本文抜粋
· · ·

医学生向け

均一化される医学部生には勉強以外の特技が必須?医学生のアイデンティティ問題

均一化されていく医学部生

冒頭にはっきりと明言しましょう。「医学部の学生は均一化されている」と。その理由には以下があります。

  • 医学部は6年間で長い
  • 同じ環境を皆で過ごす
  • 同じレベルの試験を受ける(CBT/OSCE/国家試験)
  • 皆が目指す目標が大体、「医師」で統一されている
  • 入学は難しく、学生の学力が低すぎることはない
  • 皆が同じ授業を受ける(映像授業)

これらの理由により、「医学部生は均一化されている」のです。それぞれの理由について、詳細を書いていきます。

医学部は6年間で長い・同じ環境を皆で過ごす

医学部の学生生活は6年間と長いです。しかも、その6年間を、みんな同じように過ごします。どういうことかと言いますと、

  • 医学部の部活」に所属するなど、課外活動も一致
  • 医学部の授業はほとんど自分で選択することはない。みんながみんな同じような授業を受ける。平日は毎日朝から晩まで一緒

このようにして、6年間を四六時中一緒に過ごすわけです。同じ環境にいれば、「同じような」学生が育つのは当たり前です。

同じレベルの試験を受ける(CBT/OSCE/国家試験)

全国の医学部生は、皆、 CBT/OSCE/国家試験 といった試験を受けます。この試験のために、全国の医学部生皆が、似たような対策を取ります。似たような勉強法で(多少の多様性はりつつも、パターン化すれば数種類になるだろう)試験対策をするため、「似たような医療知識水準」を持った医学部生が登場することになります。

皆が目指す目標が大体、「医師」で統一されている

医学部生の将来の夢は、大抵「医師」です。それ以外の目標を持つ人は、ごくごく少数です。

同じような目標目指して、皆が大学生活を過ごしていくわけですから、同じような生活様式になったり、同じような努力を重ねるため、似たような医学部生がたくさん出てくるわけです。

入学は難しく、学生の学力が低すぎることはない

「入学試験」も医学部生の均質化に寄与しています。

例えば、だれもが入学できる入試であれば、その大学の中は、多様性にあふれるかもしれませんが、医学部入試は、一般的には難関です。その難関な試験をクリアしてきた人たちは、ある程度の学力・学習能力は担保されます。

そのため、多少の勉強の出来不出来はありつつも、みんな、ある程度は勉強できます。そのため、似たような医学部生が育ちやすいのです。

皆が同じ授業を受ける(映像授業)

· · ·

課題
医学部生の均一化について述べた本文では、全国の医学部生が皆受ける試験として何が挙げられていますか。 この後に続く資料は参照しなくてかまいません。

資料抜粋
· · ·

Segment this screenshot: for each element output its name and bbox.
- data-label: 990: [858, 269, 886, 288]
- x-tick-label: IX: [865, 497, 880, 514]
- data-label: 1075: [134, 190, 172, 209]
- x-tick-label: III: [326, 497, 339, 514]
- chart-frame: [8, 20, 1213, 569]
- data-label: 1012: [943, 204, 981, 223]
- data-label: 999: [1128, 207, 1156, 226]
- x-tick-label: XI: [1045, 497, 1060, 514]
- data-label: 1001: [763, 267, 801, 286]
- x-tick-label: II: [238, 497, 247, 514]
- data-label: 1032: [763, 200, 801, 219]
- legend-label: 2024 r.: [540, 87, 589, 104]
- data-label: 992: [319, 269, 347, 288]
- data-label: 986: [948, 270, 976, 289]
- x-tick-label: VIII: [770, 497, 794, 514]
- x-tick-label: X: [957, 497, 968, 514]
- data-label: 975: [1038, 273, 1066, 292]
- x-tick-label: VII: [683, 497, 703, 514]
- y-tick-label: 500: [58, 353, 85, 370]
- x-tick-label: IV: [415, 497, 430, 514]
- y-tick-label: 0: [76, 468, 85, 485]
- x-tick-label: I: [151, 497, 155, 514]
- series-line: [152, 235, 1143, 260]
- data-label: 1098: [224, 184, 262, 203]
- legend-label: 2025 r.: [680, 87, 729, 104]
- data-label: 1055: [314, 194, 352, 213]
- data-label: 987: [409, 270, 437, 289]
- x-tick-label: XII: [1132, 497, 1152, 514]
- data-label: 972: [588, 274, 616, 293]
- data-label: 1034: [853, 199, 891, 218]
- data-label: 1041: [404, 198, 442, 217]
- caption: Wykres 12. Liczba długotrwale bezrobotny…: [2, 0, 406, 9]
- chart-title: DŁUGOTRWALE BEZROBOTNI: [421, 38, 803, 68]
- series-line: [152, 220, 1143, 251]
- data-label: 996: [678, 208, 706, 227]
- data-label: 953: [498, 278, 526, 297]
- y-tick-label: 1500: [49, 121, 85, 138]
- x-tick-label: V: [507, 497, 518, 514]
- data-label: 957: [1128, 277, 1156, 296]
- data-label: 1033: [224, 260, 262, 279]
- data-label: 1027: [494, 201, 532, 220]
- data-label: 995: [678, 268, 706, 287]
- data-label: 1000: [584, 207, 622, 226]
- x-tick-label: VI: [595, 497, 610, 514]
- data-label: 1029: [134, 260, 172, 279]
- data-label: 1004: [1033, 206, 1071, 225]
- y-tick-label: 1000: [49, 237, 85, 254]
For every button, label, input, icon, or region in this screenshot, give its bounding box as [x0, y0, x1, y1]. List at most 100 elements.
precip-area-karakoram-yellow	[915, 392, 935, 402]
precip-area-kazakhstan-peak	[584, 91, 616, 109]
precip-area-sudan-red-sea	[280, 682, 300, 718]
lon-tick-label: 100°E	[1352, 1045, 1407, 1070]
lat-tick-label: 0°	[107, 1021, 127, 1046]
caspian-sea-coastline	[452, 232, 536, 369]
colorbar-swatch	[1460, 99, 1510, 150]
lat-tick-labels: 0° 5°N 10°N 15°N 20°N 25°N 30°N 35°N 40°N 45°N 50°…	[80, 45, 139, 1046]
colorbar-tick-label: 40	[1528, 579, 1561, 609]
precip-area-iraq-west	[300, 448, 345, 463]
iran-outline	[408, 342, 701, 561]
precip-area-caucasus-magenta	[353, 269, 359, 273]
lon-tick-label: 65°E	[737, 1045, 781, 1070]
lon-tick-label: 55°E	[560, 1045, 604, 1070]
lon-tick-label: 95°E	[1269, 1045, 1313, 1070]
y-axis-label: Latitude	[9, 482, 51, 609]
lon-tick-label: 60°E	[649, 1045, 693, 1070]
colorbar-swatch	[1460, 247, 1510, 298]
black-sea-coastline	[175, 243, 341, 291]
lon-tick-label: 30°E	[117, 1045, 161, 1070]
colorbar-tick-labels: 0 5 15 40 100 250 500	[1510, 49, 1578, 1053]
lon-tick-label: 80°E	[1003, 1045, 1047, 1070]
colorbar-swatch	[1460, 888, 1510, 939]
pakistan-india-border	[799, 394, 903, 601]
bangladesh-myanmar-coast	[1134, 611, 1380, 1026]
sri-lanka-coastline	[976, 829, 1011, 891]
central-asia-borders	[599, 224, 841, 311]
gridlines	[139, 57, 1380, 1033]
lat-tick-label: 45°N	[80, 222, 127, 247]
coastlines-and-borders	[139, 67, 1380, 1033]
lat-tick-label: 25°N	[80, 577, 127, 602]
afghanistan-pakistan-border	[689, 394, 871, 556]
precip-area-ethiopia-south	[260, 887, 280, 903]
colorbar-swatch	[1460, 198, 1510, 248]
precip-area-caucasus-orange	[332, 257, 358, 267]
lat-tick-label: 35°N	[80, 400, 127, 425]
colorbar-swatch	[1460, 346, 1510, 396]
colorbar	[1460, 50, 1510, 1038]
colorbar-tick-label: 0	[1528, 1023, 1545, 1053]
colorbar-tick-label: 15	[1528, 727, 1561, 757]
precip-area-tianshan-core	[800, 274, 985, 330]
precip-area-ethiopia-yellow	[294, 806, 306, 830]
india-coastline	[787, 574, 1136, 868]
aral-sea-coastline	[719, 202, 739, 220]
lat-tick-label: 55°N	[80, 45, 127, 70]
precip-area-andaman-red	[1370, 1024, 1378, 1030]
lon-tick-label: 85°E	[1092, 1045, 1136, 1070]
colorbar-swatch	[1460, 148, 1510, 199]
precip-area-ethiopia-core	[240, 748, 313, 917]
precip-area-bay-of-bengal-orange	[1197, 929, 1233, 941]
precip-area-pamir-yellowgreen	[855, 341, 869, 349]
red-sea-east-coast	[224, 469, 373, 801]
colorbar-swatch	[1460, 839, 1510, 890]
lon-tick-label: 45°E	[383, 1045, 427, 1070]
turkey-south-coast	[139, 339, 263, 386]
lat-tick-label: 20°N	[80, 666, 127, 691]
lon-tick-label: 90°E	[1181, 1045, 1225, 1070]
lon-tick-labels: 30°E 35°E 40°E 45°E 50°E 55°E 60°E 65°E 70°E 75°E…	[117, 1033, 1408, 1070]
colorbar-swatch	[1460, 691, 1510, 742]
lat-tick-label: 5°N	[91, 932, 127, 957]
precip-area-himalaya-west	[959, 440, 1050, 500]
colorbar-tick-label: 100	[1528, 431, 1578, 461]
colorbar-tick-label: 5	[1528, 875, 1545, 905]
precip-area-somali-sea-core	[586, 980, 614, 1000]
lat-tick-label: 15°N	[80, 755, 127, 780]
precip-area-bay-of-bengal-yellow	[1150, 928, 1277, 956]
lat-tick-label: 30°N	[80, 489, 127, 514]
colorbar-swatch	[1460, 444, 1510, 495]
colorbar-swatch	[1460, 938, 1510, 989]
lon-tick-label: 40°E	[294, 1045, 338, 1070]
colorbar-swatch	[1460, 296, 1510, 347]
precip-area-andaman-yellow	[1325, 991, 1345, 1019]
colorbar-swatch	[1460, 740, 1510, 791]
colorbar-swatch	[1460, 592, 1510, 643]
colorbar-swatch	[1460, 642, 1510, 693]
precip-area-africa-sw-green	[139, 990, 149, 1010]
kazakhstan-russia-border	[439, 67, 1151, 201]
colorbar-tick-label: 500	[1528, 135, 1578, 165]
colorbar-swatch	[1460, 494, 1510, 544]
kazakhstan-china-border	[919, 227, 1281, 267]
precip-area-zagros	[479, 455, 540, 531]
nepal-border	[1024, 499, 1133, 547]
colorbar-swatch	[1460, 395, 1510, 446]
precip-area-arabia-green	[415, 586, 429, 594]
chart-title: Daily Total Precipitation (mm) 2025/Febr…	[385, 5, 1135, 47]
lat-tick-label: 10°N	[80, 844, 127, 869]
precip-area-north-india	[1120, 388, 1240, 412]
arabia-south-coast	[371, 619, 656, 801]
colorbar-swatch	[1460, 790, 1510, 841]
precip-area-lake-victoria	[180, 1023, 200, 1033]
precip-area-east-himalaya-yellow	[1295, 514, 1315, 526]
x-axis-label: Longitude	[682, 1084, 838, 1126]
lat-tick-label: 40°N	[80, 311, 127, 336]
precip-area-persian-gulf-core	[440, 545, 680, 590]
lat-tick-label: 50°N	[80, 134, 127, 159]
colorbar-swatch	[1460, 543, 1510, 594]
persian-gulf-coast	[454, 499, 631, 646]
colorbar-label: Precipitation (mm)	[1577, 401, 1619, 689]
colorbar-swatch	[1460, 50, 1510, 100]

· · ·

解答
CBT、OSCE、国家試験です。